• What this task involves
From the listing below, copy every line with the word "Wendling".

::::::::

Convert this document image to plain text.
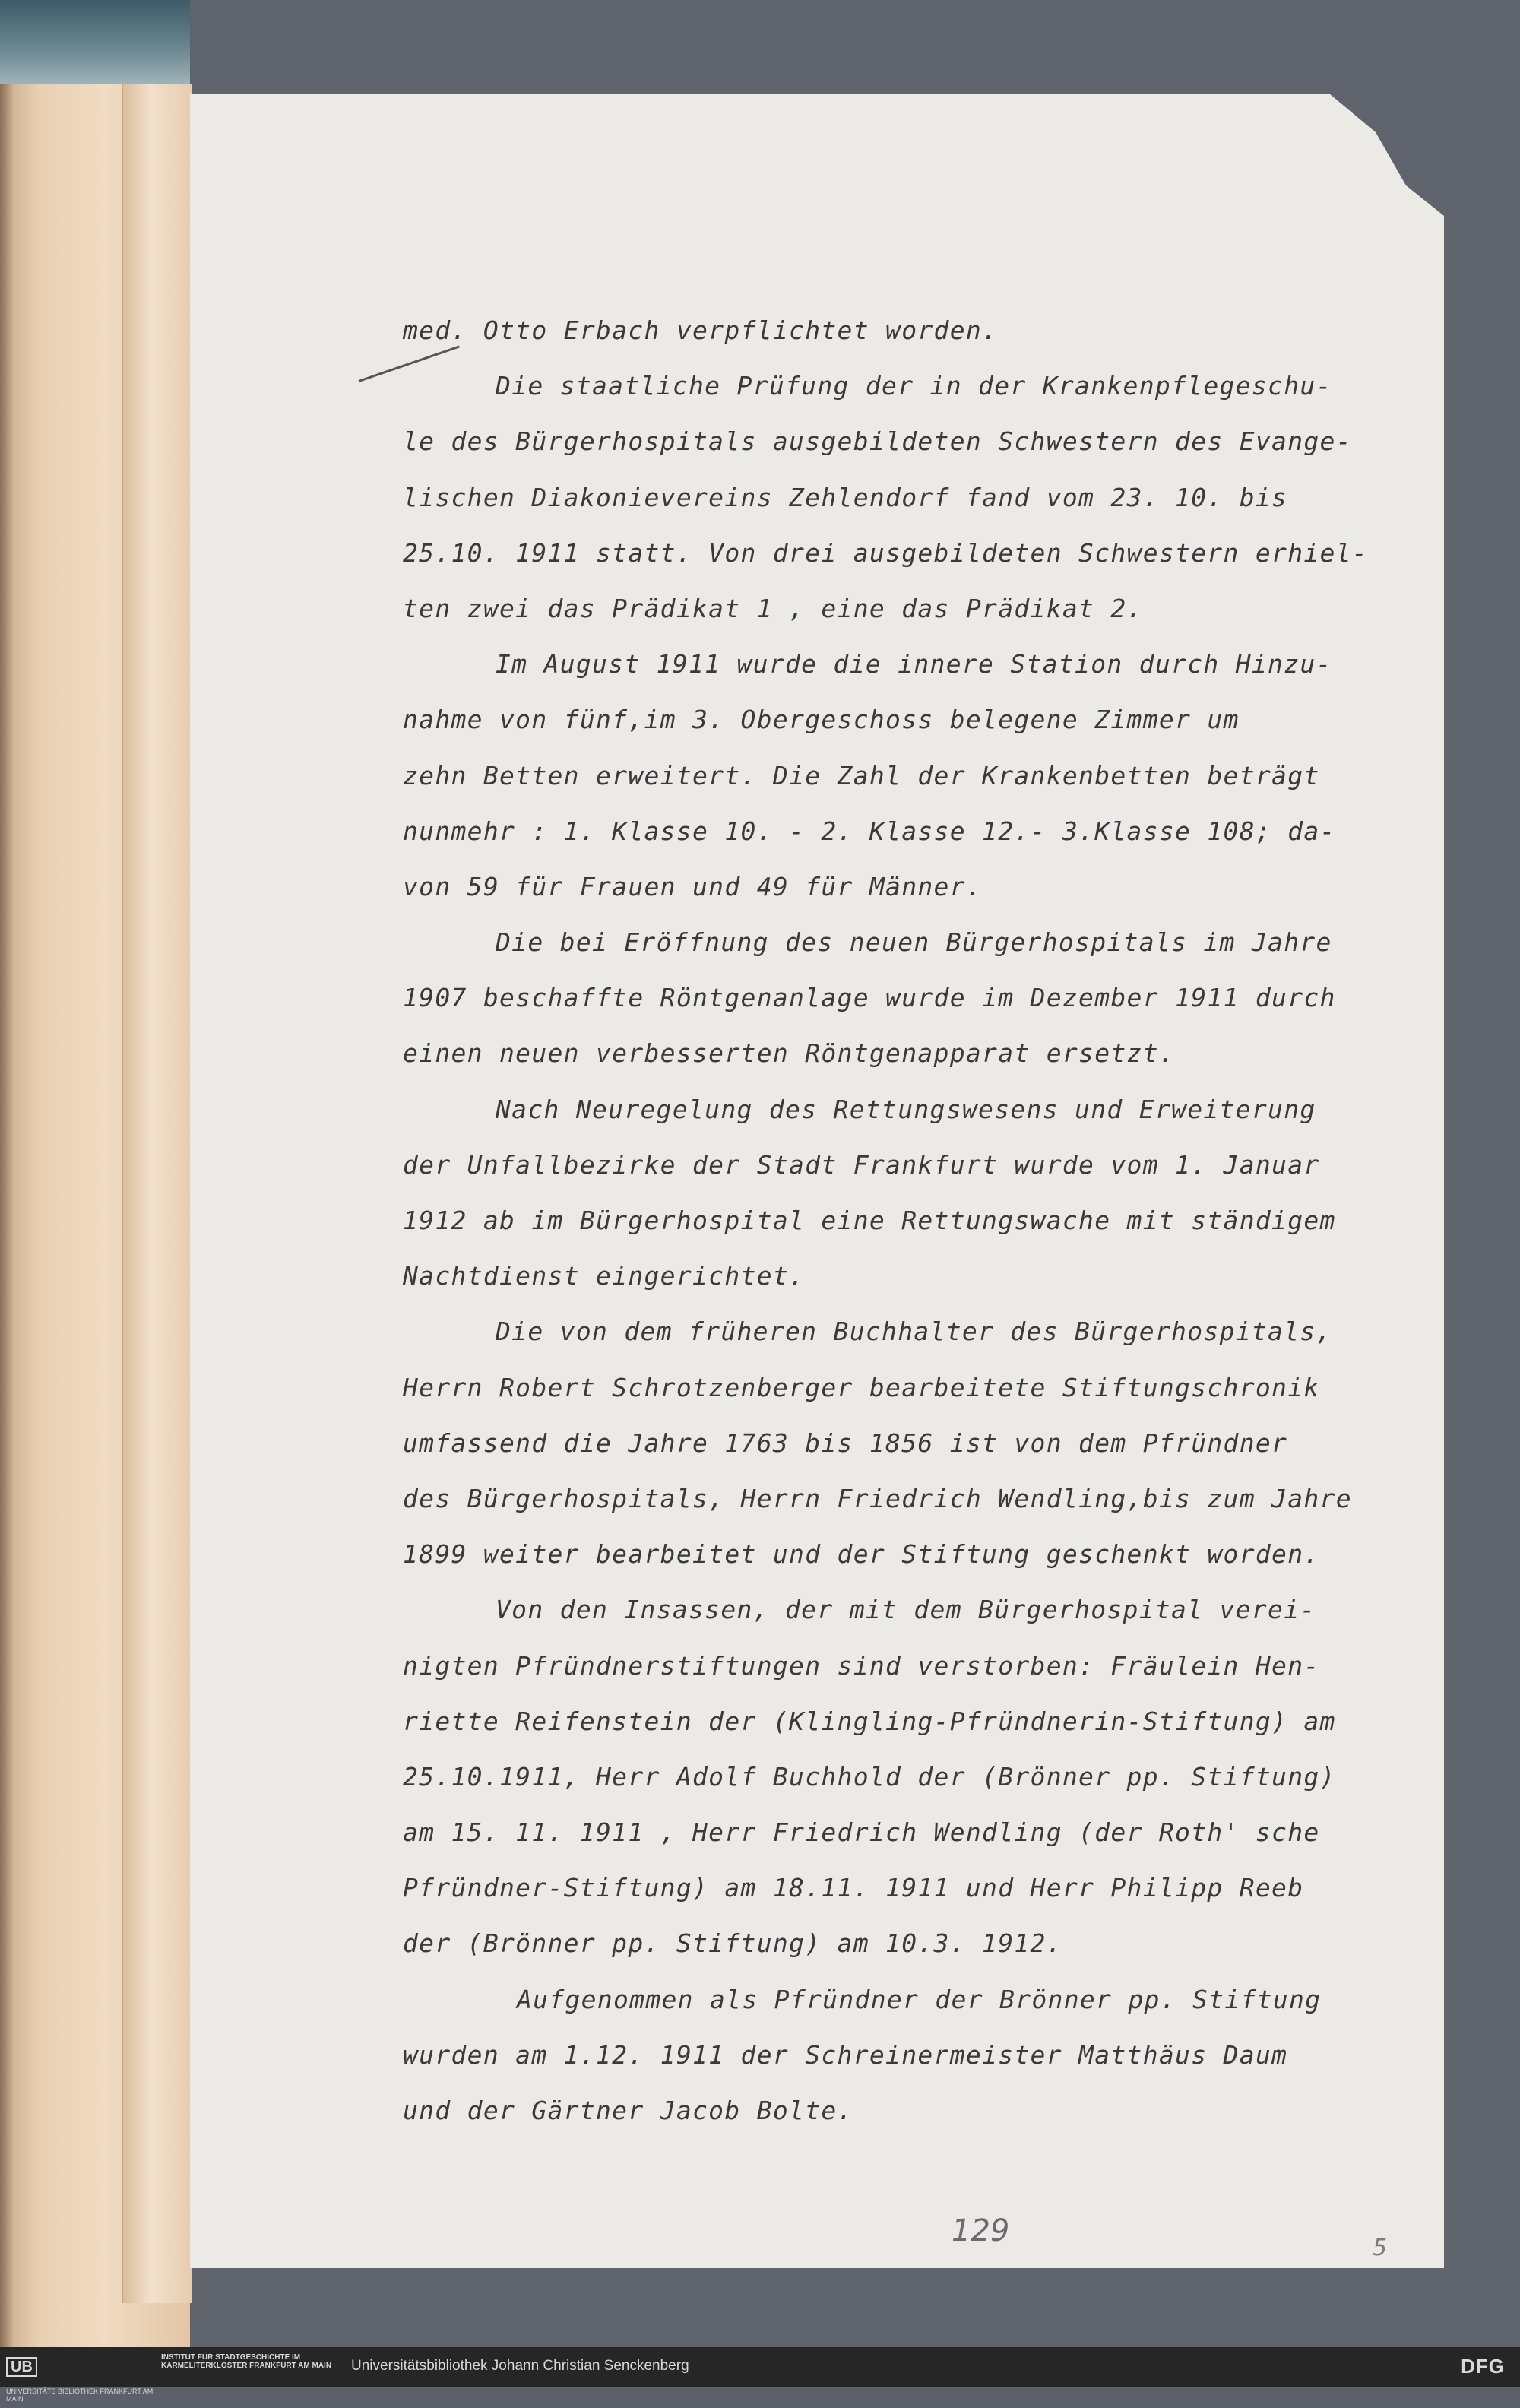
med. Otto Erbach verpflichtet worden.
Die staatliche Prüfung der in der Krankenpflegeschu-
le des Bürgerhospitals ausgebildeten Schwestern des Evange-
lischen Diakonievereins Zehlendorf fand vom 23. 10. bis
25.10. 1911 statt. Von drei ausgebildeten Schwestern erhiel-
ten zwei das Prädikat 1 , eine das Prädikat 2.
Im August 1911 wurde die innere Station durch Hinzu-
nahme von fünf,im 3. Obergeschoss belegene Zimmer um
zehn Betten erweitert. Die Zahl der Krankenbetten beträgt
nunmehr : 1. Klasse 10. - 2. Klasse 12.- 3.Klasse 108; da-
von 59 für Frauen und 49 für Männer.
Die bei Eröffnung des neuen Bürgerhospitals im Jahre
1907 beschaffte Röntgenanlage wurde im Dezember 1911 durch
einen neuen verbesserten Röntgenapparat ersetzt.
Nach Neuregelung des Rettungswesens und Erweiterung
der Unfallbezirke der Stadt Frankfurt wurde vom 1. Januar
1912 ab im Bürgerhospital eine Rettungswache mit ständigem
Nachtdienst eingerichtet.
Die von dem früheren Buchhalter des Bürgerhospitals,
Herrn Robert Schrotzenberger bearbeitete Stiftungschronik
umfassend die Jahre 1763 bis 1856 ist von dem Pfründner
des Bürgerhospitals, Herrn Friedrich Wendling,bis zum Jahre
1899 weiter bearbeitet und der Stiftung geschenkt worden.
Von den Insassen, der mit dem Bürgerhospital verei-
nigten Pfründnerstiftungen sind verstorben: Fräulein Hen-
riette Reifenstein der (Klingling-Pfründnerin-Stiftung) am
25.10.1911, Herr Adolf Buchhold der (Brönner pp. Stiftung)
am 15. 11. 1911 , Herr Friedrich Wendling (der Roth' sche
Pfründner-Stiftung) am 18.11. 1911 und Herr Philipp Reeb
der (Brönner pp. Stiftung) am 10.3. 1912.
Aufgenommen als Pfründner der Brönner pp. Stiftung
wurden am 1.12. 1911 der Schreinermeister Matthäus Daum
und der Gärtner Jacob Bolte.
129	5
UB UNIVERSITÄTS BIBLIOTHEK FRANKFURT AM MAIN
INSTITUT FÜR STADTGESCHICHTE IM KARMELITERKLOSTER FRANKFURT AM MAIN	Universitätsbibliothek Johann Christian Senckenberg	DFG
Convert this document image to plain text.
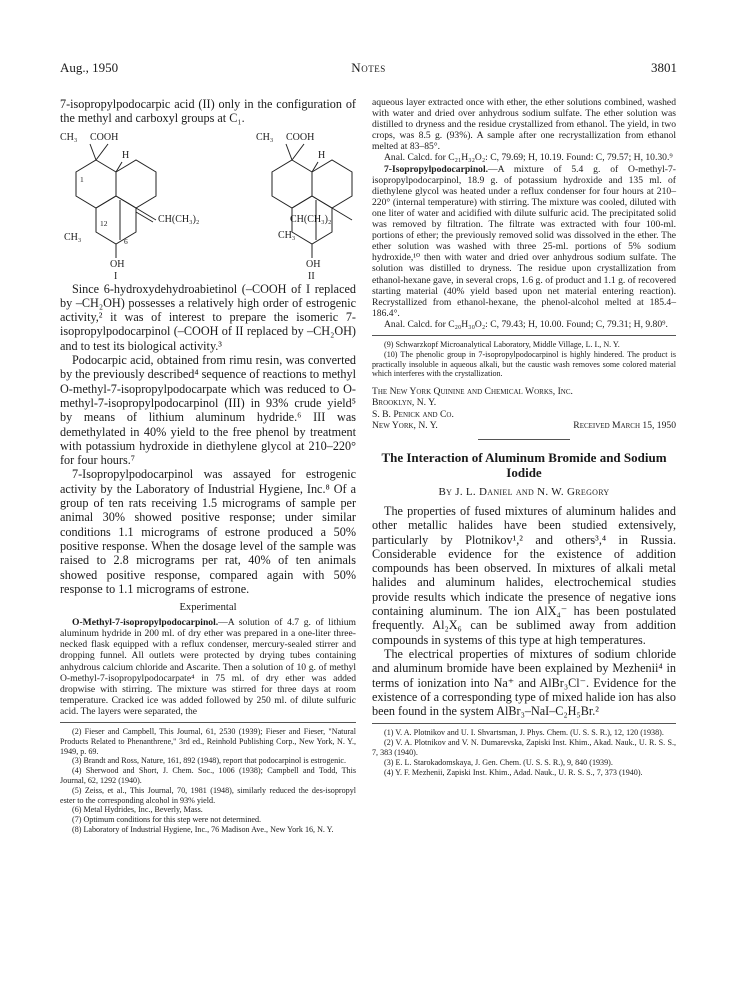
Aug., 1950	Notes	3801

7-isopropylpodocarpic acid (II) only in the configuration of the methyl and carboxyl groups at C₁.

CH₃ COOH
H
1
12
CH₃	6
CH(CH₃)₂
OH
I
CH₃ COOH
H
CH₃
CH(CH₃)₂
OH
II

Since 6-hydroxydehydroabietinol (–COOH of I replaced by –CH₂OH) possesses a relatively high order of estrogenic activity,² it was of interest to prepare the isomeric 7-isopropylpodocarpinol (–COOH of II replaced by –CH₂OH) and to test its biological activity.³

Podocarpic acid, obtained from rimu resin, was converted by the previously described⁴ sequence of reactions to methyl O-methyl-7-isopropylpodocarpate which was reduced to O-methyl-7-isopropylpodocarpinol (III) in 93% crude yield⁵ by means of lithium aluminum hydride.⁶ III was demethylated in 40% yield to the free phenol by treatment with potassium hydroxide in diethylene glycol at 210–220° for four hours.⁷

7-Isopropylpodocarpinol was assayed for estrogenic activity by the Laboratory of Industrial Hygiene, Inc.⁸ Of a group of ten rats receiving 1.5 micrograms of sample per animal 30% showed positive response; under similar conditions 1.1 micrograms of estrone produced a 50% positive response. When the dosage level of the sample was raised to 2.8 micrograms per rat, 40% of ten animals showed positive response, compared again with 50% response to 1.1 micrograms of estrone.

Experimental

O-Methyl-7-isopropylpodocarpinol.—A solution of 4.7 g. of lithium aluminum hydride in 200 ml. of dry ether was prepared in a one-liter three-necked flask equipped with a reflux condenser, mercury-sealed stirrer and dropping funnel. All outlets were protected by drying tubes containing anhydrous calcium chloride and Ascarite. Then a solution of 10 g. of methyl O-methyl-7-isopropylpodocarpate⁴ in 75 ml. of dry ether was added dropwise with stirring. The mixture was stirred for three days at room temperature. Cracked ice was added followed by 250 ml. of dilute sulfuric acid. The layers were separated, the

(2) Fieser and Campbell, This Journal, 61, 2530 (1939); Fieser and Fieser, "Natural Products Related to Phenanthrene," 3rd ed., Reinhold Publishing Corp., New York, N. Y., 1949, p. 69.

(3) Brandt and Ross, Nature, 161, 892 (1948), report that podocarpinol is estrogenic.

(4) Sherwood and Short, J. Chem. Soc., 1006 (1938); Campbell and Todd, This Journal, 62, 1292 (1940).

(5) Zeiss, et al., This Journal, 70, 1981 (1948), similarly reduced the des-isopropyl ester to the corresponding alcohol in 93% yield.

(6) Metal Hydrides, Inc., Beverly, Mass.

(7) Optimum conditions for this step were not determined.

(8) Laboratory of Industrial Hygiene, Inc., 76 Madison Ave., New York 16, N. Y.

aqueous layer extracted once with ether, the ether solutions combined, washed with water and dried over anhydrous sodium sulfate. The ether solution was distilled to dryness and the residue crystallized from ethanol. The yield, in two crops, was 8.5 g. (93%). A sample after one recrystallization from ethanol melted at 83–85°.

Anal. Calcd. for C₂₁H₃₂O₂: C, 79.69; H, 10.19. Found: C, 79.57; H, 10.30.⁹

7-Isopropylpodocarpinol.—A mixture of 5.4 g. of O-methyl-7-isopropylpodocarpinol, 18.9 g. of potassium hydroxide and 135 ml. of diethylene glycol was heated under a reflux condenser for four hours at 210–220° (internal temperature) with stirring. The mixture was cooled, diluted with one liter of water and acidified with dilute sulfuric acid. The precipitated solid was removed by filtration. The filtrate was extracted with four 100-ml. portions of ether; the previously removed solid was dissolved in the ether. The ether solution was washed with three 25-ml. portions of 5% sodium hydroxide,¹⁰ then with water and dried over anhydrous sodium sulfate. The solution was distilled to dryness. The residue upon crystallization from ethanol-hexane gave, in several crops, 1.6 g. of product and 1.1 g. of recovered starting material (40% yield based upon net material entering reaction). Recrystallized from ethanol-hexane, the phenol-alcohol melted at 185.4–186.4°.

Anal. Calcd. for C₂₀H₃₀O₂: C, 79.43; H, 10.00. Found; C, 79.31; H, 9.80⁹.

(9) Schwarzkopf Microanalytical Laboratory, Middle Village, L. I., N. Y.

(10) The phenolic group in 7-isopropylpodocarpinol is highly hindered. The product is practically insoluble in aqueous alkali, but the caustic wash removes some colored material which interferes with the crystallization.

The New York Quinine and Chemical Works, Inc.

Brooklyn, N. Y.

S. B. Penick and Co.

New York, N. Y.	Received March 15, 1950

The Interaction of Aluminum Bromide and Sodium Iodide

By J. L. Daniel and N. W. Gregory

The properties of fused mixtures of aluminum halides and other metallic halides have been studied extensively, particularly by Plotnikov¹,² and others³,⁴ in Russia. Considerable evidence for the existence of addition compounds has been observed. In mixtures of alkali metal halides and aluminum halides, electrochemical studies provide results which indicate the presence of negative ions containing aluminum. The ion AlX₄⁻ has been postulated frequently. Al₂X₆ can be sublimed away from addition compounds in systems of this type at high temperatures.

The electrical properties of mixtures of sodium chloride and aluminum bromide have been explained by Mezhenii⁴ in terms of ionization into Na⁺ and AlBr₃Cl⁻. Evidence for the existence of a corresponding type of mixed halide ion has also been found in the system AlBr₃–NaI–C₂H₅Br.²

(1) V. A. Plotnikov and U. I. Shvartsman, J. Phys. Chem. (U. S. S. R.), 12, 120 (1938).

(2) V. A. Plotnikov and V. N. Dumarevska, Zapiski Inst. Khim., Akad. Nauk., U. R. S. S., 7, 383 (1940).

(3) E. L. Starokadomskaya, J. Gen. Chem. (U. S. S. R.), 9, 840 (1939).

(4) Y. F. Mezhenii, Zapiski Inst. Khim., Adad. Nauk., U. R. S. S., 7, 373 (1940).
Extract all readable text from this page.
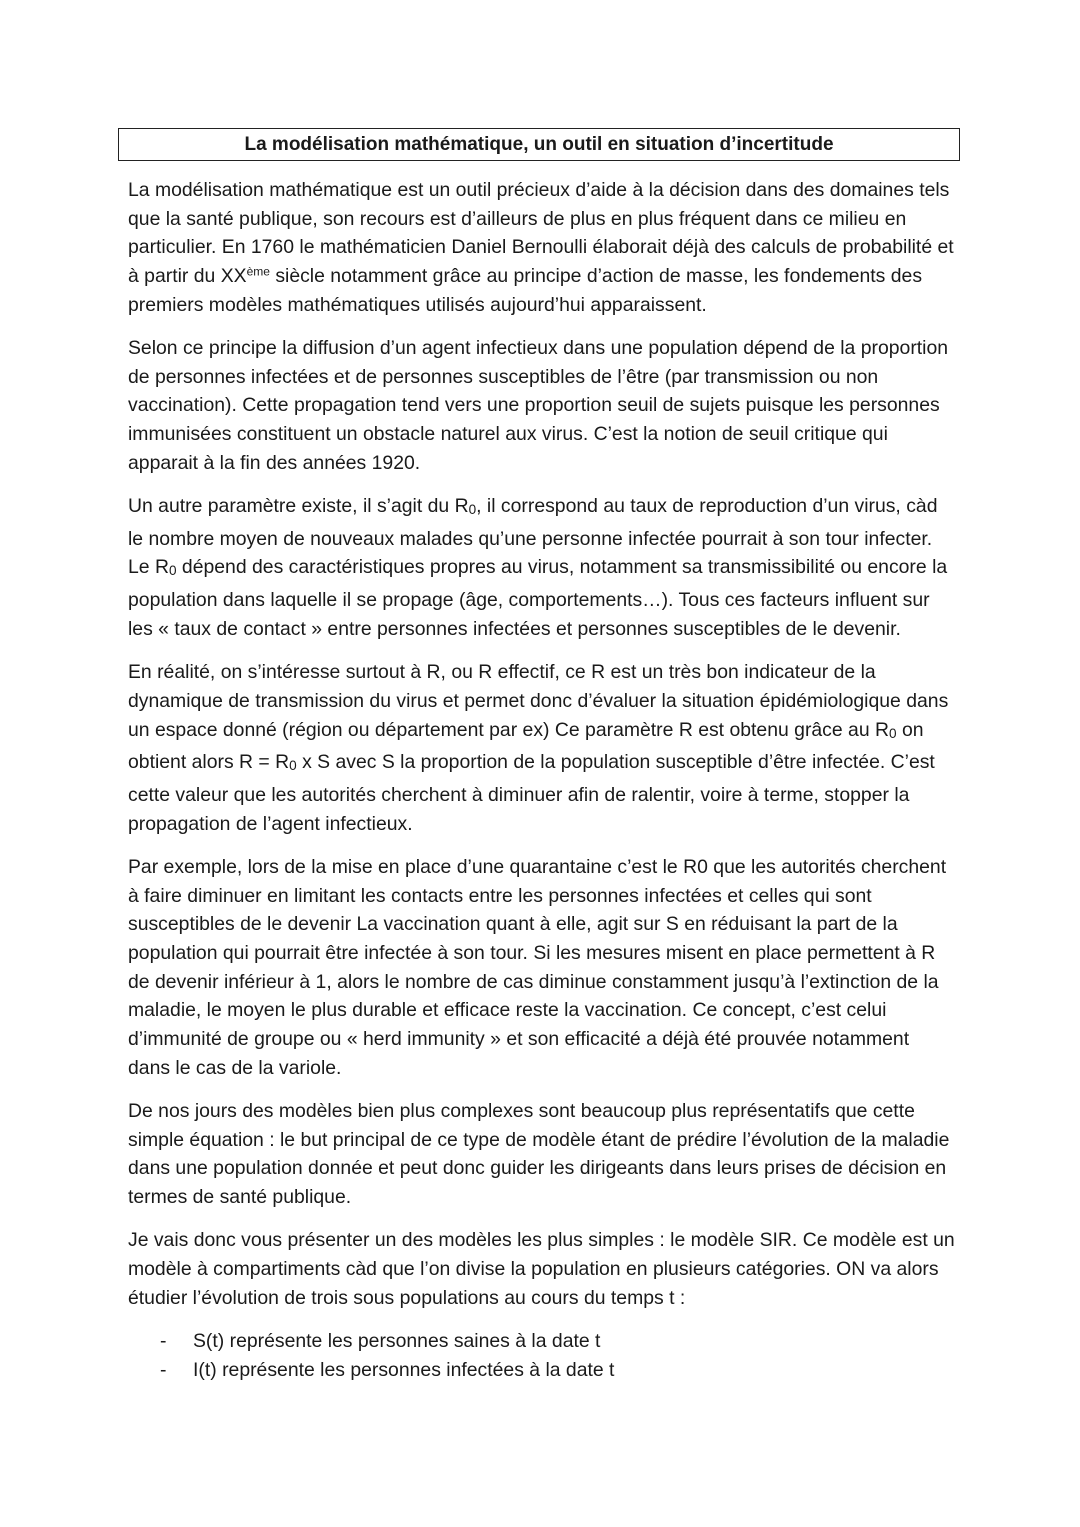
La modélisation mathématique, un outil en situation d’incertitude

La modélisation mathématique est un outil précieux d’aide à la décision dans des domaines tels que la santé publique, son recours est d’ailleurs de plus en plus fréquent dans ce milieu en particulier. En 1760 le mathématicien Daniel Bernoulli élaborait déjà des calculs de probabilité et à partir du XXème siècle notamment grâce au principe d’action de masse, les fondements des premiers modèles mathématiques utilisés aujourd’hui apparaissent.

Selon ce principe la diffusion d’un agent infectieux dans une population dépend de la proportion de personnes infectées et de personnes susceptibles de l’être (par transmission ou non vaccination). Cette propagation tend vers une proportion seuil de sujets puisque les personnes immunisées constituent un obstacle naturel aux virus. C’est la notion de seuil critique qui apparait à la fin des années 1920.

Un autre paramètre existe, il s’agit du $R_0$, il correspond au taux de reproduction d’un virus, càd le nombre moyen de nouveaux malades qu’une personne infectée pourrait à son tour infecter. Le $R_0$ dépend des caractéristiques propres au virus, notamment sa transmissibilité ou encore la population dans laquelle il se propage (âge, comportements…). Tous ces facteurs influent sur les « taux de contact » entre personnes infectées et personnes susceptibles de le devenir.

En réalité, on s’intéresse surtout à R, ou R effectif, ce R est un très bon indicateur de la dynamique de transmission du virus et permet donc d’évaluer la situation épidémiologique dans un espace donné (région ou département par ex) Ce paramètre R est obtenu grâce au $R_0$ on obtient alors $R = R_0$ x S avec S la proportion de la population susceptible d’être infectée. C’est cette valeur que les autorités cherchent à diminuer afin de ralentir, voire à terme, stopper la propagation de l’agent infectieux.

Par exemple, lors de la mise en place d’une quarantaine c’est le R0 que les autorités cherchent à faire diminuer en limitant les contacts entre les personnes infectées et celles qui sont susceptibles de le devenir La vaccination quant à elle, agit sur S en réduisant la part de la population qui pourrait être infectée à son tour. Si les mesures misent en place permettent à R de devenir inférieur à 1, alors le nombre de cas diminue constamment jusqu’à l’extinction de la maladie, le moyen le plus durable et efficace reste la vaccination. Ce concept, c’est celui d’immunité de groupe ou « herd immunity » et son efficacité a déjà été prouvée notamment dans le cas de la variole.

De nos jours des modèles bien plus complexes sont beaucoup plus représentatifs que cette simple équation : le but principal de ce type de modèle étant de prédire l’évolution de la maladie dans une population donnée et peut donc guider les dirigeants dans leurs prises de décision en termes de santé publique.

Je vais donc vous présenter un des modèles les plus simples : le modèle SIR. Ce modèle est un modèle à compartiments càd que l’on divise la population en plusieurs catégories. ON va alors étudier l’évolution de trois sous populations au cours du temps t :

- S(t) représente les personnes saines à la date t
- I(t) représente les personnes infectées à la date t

::::::::

• Completed exercise
des Bürgerhospitals, Herrn Friedrich Wendling,bis zum Jahre
am 15. 11. 1911 , Herr Friedrich Wendling (der Roth' sche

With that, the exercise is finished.